**WHAT YOU SHOULD DO:**
Will you quote all of the entries, word for word?

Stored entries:
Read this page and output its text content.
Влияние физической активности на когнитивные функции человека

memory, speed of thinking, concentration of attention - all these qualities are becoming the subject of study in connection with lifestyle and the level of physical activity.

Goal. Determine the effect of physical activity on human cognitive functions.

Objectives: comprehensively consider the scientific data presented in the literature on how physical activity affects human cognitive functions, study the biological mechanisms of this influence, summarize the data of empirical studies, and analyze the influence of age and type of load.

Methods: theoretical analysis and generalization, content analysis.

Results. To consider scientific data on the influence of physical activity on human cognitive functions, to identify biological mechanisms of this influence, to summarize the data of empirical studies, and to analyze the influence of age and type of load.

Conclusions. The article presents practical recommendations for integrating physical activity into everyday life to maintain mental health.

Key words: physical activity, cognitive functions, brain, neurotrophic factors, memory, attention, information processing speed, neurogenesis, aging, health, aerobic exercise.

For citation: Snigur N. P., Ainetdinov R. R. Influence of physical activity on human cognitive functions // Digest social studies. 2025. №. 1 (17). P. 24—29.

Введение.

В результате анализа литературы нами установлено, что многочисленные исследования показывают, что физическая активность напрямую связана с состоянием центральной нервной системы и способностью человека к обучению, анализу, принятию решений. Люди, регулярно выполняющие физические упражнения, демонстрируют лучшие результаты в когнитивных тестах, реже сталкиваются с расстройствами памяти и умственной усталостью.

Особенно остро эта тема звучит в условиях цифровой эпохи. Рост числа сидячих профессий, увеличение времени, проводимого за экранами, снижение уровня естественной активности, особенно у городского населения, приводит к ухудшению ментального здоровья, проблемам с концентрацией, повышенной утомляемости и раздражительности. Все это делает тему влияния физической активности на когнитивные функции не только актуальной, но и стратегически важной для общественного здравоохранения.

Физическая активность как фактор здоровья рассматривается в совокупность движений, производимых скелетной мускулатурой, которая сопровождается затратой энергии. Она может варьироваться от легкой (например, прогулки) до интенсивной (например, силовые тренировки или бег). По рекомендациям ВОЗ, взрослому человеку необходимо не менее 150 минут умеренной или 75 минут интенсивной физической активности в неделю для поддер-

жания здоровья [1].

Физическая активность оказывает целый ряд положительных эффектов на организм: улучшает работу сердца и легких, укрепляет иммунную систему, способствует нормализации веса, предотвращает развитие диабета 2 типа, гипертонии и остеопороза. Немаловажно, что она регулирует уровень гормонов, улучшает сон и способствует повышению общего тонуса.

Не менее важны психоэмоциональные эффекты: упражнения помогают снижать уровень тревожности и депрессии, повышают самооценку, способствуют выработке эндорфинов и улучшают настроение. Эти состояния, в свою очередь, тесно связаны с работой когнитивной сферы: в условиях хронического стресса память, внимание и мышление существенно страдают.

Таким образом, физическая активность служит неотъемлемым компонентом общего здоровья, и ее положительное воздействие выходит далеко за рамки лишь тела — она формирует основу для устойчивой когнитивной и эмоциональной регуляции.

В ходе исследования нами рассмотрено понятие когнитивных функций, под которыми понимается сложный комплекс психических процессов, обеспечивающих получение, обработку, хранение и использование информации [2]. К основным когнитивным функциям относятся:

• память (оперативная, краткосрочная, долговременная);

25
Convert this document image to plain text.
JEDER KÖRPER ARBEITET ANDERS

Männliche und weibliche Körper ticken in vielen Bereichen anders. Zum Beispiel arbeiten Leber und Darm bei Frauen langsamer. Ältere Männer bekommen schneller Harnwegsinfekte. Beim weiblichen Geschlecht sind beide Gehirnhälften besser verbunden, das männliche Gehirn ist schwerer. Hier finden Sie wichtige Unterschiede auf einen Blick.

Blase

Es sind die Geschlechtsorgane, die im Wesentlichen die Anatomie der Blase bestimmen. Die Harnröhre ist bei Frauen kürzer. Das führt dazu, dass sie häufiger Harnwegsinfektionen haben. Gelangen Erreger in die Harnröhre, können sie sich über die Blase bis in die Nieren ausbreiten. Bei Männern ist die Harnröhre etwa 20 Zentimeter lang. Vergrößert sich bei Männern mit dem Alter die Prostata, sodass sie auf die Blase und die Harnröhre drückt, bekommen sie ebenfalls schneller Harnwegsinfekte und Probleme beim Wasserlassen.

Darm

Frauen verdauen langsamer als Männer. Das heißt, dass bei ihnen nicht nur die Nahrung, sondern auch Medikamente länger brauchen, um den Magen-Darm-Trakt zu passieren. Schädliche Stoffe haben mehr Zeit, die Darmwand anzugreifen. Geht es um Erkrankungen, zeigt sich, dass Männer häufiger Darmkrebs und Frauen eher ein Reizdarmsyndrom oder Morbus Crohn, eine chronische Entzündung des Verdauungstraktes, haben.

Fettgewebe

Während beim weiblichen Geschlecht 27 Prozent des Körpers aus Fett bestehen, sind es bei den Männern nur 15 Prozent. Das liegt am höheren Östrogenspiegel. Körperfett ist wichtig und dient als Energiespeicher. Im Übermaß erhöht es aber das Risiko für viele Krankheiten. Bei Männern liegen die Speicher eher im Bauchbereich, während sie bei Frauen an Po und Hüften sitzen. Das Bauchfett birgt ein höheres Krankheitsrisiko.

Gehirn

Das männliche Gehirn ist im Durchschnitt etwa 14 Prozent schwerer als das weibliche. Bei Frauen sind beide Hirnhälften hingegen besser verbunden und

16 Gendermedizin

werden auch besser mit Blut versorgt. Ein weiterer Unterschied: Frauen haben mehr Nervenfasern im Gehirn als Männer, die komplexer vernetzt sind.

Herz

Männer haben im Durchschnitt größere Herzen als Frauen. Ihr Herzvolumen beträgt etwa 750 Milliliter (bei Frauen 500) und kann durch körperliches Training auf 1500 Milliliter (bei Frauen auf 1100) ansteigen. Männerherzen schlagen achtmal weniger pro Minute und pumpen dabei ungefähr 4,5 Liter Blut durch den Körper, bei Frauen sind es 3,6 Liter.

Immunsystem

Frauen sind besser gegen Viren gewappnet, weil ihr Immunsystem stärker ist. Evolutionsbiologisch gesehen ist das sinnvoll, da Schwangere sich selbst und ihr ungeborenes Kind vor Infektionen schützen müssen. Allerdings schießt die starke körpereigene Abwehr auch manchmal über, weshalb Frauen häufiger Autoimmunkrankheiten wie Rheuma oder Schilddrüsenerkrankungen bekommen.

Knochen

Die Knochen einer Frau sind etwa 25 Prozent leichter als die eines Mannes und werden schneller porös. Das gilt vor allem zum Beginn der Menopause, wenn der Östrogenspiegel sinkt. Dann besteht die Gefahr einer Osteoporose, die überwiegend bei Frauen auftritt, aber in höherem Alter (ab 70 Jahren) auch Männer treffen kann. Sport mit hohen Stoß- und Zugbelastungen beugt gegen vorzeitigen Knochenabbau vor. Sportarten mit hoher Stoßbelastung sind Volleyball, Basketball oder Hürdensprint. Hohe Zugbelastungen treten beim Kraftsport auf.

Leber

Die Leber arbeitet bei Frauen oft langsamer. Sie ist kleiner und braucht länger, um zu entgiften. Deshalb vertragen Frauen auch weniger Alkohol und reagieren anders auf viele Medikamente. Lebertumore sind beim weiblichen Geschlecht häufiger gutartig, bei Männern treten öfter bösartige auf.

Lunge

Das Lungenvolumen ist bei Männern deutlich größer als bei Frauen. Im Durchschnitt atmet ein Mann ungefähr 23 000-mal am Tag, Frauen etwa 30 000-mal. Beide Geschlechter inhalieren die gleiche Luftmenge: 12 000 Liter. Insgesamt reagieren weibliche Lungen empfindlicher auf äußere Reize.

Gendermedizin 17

**ANSWER SECTION:**
Read this page and output its text content.
Влияние физической активности на когнитивные функции человека

memory, speed of thinking, concentration of attention - all these qualities are becoming the subject of study in connection with lifestyle and the level of physical activity.

Goal. Determine the effect of physical activity on human cognitive functions.

Objectives: comprehensively consider the scientific data presented in the literature on how physical activity affects human cognitive functions, study the biological mechanisms of this influence, summarize the data of empirical studies, and analyze the influence of age and type of load.

Methods: theoretical analysis and generalization, content analysis.

Results. To consider scientific data on the influence of physical activity on human cognitive functions, to identify biological mechanisms of this influence, to summarize the data of empirical studies, and to analyze the influence of age and type of load.

Conclusions. The article presents practical recommendations for integrating physical activity into everyday life to maintain mental health.

Key words: physical activity, cognitive functions, brain, neurotrophic factors, memory, attention, information processing speed, neurogenesis, aging, health, aerobic exercise.

For citation: Snigur N. P., Ainetdinov R. R. Influence of physical activity on human cognitive functions // Digest social studies. 2025. №. 1 (17). P. 24—29.

Введение.

В результате анализа литературы нами установлено, что многочисленные исследования показывают, что физическая активность напрямую связана с состоянием центральной нервной системы и способностью человека к обучению, анализу, принятию решений. Люди, регулярно выполняющие физические упражнения, демонстрируют лучшие результаты в когнитивных тестах, реже сталкиваются с расстройствами памяти и умственной усталостью.

Особенно остро эта тема звучит в условиях цифровой эпохи. Рост числа сидячих профессий, увеличение времени, проводимого за экранами, снижение уровня естественной активности, особенно у городского населения, приводит к ухудшению ментального здоровья, проблемам с концентрацией, повышенной утомляемости и раздражительности. Все это делает тему влияния физической активности на когнитивные функции не только актуальной, но и стратегически важной для общественного здравоохранения.

Физическая активность как фактор здоровья рассматривается в совокупность движений, производимых скелетной мускулатурой, которая сопровождается затратой энергии. Она может варьироваться от легкой (например, прогулки) до интенсивной (например, силовые тренировки или бег). По рекомендациям ВОЗ, взрослому человеку необходимо не менее 150 минут умеренной или 75 минут интенсивной физической активности в неделю для поддер-

жания здоровья [1].

Физическая активность оказывает целый ряд положительных эффектов на организм: улучшает работу сердца и легких, укрепляет иммунную систему, способствует нормализации веса, предотвращает развитие диабета 2 типа, гипертонии и остеопороза. Немаловажно, что она регулирует уровень гормонов, улучшает сон и способствует повышению общего тонуса.

Не менее важны психоэмоциональные эффекты: упражнения помогают снижать уровень тревожности и депрессии, повышают самооценку, способствуют выработке эндорфинов и улучшают настроение. Эти состояния, в свою очередь, тесно связаны с работой когнитивной сферы: в условиях хронического стресса память, внимание и мышление существенно страдают.

Таким образом, физическая активность служит неотъемлемым компонентом общего здоровья, и ее положительное воздействие выходит далеко за рамки лишь тела — она формирует основу для устойчивой когнитивной и эмоциональной регуляции.

В ходе исследования нами рассмотрено понятие когнитивных функций, под которыми понимается сложный комплекс психических процессов, обеспечивающих получение, обработку, хранение и использование информации [2]. К основным когнитивным функциям относятся:

• память (оперативная, краткосрочная, долговременная);

25
Convert this document image to plain text.
JEDER KÖRPER ARBEITET ANDERS

Männliche und weibliche Körper ticken in vielen Bereichen anders. Zum Beispiel arbeiten Leber und Darm bei Frauen langsamer. Ältere Männer bekommen schneller Harnwegsinfekte. Beim weiblichen Geschlecht sind beide Gehirnhälften besser verbunden, das männliche Gehirn ist schwerer. Hier finden Sie wichtige Unterschiede auf einen Blick.

Blase

Es sind die Geschlechtsorgane, die im Wesentlichen die Anatomie der Blase bestimmen. Die Harnröhre ist bei Frauen kürzer. Das führt dazu, dass sie häufiger Harnwegsinfektionen haben. Gelangen Erreger in die Harnröhre, können sie sich über die Blase bis in die Nieren ausbreiten. Bei Männern ist die Harnröhre etwa 20 Zentimeter lang. Vergrößert sich bei Männern mit dem Alter die Prostata, sodass sie auf die Blase und die Harnröhre drückt, bekommen sie ebenfalls schneller Harnwegsinfekte und Probleme beim Wasserlassen.

Darm

Frauen verdauen langsamer als Männer. Das heißt, dass bei ihnen nicht nur die Nahrung, sondern auch Medikamente länger brauchen, um den Magen-Darm-Trakt zu passieren. Schädliche Stoffe haben mehr Zeit, die Darmwand anzugreifen. Geht es um Erkrankungen, zeigt sich, dass Männer häufiger Darmkrebs und Frauen eher ein Reizdarmsyndrom oder Morbus Crohn, eine chronische Entzündung des Verdauungstraktes, haben.

Fettgewebe

Während beim weiblichen Geschlecht 27 Prozent des Körpers aus Fett bestehen, sind es bei den Männern nur 15 Prozent. Das liegt am höheren Östrogenspiegel. Körperfett ist wichtig und dient als Energiespeicher. Im Übermaß erhöht es aber das Risiko für viele Krankheiten. Bei Männern liegen die Speicher eher im Bauchbereich, während sie bei Frauen an Po und Hüften sitzen. Das Bauchfett birgt ein höheres Krankheitsrisiko.

Gehirn

Das männliche Gehirn ist im Durchschnitt etwa 14 Prozent schwerer als das weibliche. Bei Frauen sind beide Hirnhälften hingegen besser verbunden und

16 Gendermedizin

werden auch besser mit Blut versorgt. Ein weiterer Unterschied: Frauen haben mehr Nervenfasern im Gehirn als Männer, die komplexer vernetzt sind.

Herz

Männer haben im Durchschnitt größere Herzen als Frauen. Ihr Herzvolumen beträgt etwa 750 Milliliter (bei Frauen 500) und kann durch körperliches Training auf 1500 Milliliter (bei Frauen auf 1100) ansteigen. Männerherzen schlagen achtmal weniger pro Minute und pumpen dabei ungefähr 4,5 Liter Blut durch den Körper, bei Frauen sind es 3,6 Liter.

Immunsystem

Frauen sind besser gegen Viren gewappnet, weil ihr Immunsystem stärker ist. Evolutionsbiologisch gesehen ist das sinnvoll, da Schwangere sich selbst und ihr ungeborenes Kind vor Infektionen schützen müssen. Allerdings schießt die starke körpereigene Abwehr auch manchmal über, weshalb Frauen häufiger Autoimmunkrankheiten wie Rheuma oder Schilddrüsenerkrankungen bekommen.

Knochen

Die Knochen einer Frau sind etwa 25 Prozent leichter als die eines Mannes und werden schneller porös. Das gilt vor allem zum Beginn der Menopause, wenn der Östrogenspiegel sinkt. Dann besteht die Gefahr einer Osteoporose, die überwiegend bei Frauen auftritt, aber in höherem Alter (ab 70 Jahren) auch Männer treffen kann. Sport mit hohen Stoß- und Zugbelastungen beugt gegen vorzeitigen Knochenabbau vor. Sportarten mit hoher Stoßbelastung sind Volleyball, Basketball oder Hürdensprint. Hohe Zugbelastungen treten beim Kraftsport auf.

Leber

Die Leber arbeitet bei Frauen oft langsamer. Sie ist kleiner und braucht länger, um zu entgiften. Deshalb vertragen Frauen auch weniger Alkohol und reagieren anders auf viele Medikamente. Lebertumore sind beim weiblichen Geschlecht häufiger gutartig, bei Männern treten öfter bösartige auf.

Lunge

Das Lungenvolumen ist bei Männern deutlich größer als bei Frauen. Im Durchschnitt atmet ein Mann ungefähr 23 000-mal am Tag, Frauen etwa 30 000-mal. Beide Geschlechter inhalieren die gleiche Luftmenge: 12 000 Liter. Insgesamt reagieren weibliche Lungen empfindlicher auf äußere Reize.

Gendermedizin 17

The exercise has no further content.